=== Written task ===
Count the lines containing "Джейс". Give the number alone.

=== Entries provided ===
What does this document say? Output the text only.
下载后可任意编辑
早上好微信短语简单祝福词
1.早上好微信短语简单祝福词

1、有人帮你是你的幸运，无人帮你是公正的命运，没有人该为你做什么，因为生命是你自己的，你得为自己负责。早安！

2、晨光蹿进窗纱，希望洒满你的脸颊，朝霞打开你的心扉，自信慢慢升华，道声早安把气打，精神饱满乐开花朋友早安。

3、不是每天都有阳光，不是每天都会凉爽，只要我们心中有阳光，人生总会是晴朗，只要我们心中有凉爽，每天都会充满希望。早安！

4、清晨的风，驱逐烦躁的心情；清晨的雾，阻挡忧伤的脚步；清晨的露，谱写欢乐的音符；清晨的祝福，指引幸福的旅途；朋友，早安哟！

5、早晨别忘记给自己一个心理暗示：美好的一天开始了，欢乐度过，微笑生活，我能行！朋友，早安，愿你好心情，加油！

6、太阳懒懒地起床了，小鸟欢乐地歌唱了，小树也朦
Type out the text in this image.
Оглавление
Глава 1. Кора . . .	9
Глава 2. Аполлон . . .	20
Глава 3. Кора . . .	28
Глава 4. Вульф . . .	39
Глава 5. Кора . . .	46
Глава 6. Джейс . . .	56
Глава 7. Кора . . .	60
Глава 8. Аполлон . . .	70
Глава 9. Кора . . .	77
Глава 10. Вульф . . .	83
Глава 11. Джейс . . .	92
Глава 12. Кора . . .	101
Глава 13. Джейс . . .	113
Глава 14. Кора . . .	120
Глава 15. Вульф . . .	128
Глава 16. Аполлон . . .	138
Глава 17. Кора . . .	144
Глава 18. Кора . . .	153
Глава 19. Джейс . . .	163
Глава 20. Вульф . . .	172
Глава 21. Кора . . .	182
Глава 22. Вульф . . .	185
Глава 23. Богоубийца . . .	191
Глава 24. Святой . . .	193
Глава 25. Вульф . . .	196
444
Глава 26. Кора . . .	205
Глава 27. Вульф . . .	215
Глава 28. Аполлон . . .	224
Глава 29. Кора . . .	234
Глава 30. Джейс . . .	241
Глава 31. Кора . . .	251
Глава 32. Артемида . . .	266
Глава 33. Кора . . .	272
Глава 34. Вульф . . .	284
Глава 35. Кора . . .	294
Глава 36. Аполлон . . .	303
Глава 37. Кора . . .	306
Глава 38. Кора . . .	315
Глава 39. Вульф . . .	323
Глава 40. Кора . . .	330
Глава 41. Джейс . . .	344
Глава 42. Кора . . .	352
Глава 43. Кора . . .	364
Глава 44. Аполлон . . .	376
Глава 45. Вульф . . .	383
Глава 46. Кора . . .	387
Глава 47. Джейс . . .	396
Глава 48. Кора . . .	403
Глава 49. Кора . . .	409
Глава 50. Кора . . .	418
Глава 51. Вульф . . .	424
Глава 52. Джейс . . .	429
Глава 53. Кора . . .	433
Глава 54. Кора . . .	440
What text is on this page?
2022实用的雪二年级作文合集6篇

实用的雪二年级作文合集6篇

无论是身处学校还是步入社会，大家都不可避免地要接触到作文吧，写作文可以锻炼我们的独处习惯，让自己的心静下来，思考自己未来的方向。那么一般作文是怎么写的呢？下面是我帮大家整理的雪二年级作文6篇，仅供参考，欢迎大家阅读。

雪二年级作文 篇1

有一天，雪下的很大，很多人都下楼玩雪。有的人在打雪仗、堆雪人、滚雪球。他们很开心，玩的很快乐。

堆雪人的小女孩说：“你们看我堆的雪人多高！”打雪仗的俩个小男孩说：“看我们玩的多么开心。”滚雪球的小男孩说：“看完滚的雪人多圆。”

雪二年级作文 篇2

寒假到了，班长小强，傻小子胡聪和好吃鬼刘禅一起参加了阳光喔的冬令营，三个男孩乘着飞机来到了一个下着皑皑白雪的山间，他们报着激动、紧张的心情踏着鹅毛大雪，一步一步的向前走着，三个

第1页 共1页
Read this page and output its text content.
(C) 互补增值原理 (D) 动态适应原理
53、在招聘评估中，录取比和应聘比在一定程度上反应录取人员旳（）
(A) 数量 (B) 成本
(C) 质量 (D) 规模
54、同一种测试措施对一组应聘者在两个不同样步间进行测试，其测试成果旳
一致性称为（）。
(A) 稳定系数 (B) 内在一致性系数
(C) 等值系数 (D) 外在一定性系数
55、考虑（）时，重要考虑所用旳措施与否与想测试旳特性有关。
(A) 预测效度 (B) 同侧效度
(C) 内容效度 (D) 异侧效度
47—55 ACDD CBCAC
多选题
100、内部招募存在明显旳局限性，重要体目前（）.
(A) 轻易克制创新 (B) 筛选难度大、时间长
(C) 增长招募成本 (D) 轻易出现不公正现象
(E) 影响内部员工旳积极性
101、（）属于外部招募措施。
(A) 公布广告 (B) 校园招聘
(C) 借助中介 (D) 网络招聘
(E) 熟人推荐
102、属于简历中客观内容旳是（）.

=== Written reply ===
8